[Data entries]
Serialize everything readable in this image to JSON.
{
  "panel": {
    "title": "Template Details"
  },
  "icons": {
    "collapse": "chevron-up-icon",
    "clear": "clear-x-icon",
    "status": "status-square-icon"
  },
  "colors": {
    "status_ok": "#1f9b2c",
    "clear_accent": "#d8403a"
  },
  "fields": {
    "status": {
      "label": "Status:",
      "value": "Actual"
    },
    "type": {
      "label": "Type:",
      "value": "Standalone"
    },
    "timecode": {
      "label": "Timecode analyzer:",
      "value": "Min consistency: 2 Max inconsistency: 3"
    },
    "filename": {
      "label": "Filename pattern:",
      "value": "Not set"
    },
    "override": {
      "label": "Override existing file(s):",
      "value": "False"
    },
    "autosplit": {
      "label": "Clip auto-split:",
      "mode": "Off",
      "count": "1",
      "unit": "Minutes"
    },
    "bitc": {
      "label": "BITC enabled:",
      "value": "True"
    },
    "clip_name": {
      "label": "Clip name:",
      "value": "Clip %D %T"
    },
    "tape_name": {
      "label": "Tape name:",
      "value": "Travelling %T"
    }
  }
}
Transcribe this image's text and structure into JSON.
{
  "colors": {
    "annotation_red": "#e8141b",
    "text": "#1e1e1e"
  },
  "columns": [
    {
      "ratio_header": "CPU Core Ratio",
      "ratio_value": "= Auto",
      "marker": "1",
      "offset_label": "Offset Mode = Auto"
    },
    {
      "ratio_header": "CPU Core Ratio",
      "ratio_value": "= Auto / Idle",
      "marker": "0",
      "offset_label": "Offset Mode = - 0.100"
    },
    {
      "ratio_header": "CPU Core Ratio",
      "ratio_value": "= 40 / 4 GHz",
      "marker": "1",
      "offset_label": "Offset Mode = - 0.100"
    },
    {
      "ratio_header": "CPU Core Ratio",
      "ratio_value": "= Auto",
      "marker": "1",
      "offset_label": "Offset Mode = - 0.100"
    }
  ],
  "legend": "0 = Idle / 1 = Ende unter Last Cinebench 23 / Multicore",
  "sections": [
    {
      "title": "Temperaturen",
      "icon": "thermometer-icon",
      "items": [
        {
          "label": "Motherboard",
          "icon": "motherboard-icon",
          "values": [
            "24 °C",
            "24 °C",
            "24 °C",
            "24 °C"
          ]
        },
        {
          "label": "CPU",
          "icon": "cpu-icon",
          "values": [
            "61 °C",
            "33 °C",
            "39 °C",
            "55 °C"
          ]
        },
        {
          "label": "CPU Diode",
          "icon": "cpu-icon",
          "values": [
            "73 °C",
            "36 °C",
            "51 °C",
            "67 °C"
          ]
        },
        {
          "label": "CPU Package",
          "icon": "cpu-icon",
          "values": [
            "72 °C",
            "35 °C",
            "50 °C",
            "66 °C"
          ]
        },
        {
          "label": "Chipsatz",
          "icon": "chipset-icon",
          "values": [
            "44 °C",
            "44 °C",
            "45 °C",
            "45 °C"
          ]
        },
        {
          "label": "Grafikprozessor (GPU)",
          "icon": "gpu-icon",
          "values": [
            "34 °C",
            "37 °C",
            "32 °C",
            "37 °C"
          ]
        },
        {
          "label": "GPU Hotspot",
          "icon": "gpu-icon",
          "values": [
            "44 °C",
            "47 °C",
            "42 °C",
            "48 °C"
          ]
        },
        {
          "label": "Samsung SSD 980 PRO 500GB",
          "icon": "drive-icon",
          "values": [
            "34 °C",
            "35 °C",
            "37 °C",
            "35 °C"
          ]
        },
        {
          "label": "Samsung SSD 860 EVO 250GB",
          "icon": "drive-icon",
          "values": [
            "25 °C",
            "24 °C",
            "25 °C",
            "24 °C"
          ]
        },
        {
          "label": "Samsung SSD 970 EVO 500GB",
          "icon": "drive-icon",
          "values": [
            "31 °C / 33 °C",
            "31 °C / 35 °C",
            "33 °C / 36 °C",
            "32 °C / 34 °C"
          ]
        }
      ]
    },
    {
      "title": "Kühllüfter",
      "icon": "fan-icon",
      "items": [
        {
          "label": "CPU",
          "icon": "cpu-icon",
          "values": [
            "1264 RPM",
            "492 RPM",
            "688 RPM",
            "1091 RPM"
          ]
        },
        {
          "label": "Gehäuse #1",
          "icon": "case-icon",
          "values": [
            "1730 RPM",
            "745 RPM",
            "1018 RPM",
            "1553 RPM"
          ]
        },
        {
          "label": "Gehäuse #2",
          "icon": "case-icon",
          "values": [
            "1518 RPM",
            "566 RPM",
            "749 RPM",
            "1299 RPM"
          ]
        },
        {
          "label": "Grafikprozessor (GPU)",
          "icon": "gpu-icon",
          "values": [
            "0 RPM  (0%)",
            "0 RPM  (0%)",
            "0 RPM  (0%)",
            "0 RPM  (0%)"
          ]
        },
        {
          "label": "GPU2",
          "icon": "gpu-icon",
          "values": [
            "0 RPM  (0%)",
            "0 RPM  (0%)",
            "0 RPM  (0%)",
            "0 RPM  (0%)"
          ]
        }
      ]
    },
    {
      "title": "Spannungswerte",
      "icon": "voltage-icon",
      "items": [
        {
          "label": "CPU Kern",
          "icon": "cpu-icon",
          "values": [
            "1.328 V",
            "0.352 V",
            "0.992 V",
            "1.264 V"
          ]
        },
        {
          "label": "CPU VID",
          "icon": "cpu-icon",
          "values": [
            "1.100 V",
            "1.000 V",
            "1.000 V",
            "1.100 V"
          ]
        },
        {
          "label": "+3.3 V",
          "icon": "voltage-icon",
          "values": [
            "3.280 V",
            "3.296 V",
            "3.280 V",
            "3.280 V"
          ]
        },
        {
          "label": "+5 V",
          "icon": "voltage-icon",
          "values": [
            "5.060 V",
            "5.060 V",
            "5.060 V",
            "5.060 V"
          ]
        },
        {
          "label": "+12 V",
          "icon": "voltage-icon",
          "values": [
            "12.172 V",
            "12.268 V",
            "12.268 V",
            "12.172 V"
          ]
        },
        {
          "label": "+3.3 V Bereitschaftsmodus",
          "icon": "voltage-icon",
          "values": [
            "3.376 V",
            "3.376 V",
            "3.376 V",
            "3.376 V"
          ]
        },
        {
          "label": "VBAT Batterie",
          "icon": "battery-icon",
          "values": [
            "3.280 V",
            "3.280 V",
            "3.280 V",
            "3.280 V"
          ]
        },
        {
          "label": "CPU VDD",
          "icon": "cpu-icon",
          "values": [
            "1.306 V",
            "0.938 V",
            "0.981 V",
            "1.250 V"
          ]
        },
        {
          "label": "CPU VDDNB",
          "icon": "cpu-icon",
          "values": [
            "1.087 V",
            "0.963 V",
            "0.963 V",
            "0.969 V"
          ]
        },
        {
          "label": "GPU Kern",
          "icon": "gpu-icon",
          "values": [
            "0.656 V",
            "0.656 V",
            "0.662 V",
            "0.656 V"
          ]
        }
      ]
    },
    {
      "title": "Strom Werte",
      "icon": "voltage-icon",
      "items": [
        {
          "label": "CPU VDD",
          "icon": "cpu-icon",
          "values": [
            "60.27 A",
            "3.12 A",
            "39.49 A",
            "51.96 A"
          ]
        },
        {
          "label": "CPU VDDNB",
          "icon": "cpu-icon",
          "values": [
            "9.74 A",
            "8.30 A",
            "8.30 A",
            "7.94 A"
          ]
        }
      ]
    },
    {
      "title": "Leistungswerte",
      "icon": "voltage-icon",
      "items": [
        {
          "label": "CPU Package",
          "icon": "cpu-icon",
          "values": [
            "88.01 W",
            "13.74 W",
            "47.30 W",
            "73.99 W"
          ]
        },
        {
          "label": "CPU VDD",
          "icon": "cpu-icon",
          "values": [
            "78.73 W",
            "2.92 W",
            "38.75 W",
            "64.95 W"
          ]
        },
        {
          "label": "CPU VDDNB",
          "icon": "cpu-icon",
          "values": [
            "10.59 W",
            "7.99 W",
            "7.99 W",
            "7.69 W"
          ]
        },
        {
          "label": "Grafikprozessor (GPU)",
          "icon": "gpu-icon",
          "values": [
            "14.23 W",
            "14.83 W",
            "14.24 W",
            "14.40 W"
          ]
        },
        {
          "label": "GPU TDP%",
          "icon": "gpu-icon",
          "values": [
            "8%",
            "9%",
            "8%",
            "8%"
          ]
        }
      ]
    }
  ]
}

> **Task objective**
Work out how many lines of the listing above include the word "this". Report only the number.

> **Task response**
2